What you have to do: Transcribe the entries below exactly.

Input for this task:
******

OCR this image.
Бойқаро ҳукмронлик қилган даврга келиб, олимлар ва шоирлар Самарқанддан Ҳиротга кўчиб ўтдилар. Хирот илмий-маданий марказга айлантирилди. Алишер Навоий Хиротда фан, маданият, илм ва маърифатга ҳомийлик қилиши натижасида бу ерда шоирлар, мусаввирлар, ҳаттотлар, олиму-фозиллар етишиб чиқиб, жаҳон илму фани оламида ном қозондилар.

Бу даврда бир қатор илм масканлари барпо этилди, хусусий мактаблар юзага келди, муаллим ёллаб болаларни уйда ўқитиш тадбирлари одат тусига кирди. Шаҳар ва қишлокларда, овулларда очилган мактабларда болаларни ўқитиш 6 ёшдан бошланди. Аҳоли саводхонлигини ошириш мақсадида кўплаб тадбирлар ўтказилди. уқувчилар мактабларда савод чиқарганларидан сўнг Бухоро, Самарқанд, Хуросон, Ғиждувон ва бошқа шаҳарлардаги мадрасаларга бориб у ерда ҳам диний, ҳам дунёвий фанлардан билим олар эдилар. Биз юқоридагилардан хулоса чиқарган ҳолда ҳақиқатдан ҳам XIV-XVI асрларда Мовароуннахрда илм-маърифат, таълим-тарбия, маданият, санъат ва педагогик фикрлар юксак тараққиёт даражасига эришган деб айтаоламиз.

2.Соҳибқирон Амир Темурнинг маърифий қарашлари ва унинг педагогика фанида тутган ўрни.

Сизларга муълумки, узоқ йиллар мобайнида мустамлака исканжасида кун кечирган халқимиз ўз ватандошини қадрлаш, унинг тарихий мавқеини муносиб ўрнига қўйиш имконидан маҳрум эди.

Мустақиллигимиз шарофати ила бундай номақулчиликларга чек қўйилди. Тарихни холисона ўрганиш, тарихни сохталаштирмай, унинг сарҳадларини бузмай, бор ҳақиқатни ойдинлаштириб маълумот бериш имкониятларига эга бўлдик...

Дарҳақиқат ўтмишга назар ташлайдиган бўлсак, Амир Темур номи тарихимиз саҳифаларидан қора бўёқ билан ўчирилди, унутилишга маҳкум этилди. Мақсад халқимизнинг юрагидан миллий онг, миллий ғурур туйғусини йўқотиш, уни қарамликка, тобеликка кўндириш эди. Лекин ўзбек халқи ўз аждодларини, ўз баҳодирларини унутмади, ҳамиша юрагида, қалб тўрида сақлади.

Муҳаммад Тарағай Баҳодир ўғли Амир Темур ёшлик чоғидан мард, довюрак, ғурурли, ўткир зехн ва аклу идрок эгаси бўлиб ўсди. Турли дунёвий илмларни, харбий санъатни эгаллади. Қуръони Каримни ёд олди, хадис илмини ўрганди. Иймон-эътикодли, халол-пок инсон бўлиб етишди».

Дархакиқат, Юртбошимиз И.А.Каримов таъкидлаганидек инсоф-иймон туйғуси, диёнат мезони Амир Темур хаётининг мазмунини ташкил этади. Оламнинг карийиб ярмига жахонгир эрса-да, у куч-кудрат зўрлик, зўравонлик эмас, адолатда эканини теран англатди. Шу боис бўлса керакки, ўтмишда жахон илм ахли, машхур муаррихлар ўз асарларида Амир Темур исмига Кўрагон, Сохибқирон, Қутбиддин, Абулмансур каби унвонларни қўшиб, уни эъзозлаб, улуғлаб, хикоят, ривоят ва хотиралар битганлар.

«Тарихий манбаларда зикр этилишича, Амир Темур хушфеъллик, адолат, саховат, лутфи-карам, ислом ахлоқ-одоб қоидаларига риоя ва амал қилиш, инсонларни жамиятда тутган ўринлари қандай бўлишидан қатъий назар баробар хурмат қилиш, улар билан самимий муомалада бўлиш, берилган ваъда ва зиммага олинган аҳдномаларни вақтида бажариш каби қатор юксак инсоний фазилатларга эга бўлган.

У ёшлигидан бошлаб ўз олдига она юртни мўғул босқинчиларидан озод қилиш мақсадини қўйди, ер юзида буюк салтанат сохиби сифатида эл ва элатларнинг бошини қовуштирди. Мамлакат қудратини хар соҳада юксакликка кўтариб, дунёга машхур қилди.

******

Written solution:
OCR this image.
Бойқаро ҳукмронлик қилган даврга келиб, олимлар ва шоирлар Самарқанддан Ҳиротга кўчиб ўтдилар. Хирот илмий-маданий марказга айлантирилди. Алишер Навоий Хиротда фан, маданият, илм ва маърифатга ҳомийлик қилиши натижасида бу ерда шоирлар, мусаввирлар, ҳаттотлар, олиму-фозиллар етишиб чиқиб, жаҳон илму фани оламида ном қозондилар.

Бу даврда бир қатор илм масканлари барпо этилди, хусусий мактаблар юзага келди, муаллим ёллаб болаларни уйда ўқитиш тадбирлари одат тусига кирди. Шаҳар ва қишлокларда, овулларда очилган мактабларда болаларни ўқитиш 6 ёшдан бошланди. Аҳоли саводхонлигини ошириш мақсадида кўплаб тадбирлар ўтказилди. уқувчилар мактабларда савод чиқарганларидан сўнг Бухоро, Самарқанд, Хуросон, Ғиждувон ва бошқа шаҳарлардаги мадрасаларга бориб у ерда ҳам диний, ҳам дунёвий фанлардан билим олар эдилар. Биз юқоридагилардан хулоса чиқарган ҳолда ҳақиқатдан ҳам XIV-XVI асрларда Мовароуннахрда илм-маърифат, таълим-тарбия, маданият, санъат ва педагогик фикрлар юксак тараққиёт даражасига эришган деб айтаоламиз.

2.Соҳибқирон Амир Темурнинг маърифий қарашлари ва унинг педагогика фанида тутган ўрни.

Сизларга муълумки, узоқ йиллар мобайнида мустамлака исканжасида кун кечирган халқимиз ўз ватандошини қадрлаш, унинг тарихий мавқеини муносиб ўрнига қўйиш имконидан маҳрум эди.

Мустақиллигимиз шарофати ила бундай номақулчиликларга чек қўйилди. Тарихни холисона ўрганиш, тарихни сохталаштирмай, унинг сарҳадларини бузмай, бор ҳақиқатни ойдинлаштириб маълумот бериш имкониятларига эга бўлдик...

Дарҳақиқат ўтмишга назар ташлайдиган бўлсак, Амир Темур номи тарихимиз саҳифаларидан қора бўёқ билан ўчирилди, унутилишга маҳкум этилди. Мақсад халқимизнинг юрагидан миллий онг, миллий ғурур туйғусини йўқотиш, уни қарамликка, тобеликка кўндириш эди. Лекин ўзбек халқи ўз аждодларини, ўз баҳодирларини унутмади, ҳамиша юрагида, қалб тўрида сақлади.

Муҳаммад Тарағай Баҳодир ўғли Амир Темур ёшлик чоғидан мард, довюрак, ғурурли, ўткир зехн ва аклу идрок эгаси бўлиб ўсди. Турли дунёвий илмларни, харбий санъатни эгаллади. Қуръони Каримни ёд олди, хадис илмини ўрганди. Иймон-эътикодли, халол-пок инсон бўлиб етишди».

Дархакиқат, Юртбошимиз И.А.Каримов таъкидлаганидек инсоф-иймон туйғуси, диёнат мезони Амир Темур хаётининг мазмунини ташкил этади. Оламнинг карийиб ярмига жахонгир эрса-да, у куч-кудрат зўрлик, зўравонлик эмас, адолатда эканини теран англатди. Шу боис бўлса керакки, ўтмишда жахон илм ахли, машхур муаррихлар ўз асарларида Амир Темур исмига Кўрагон, Сохибқирон, Қутбиддин, Абулмансур каби унвонларни қўшиб, уни эъзозлаб, улуғлаб, хикоят, ривоят ва хотиралар битганлар.

«Тарихий манбаларда зикр этилишича, Амир Темур хушфеъллик, адолат, саховат, лутфи-карам, ислом ахлоқ-одоб қоидаларига риоя ва амал қилиш, инсонларни жамиятда тутган ўринлари қандай бўлишидан қатъий назар баробар хурмат қилиш, улар билан самимий муомалада бўлиш, берилган ваъда ва зиммага олинган аҳдномаларни вақтида бажариш каби қатор юксак инсоний фазилатларга эга бўлган.

У ёшлигидан бошлаб ўз олдига она юртни мўғул босқинчиларидан озод қилиш мақсадини қўйди, ер юзида буюк салтанат сохиби сифатида эл ва элатларнинг бошини қовуштирди. Мамлакат қудратини хар соҳада юксакликка кўтариб, дунёга машхур қилди.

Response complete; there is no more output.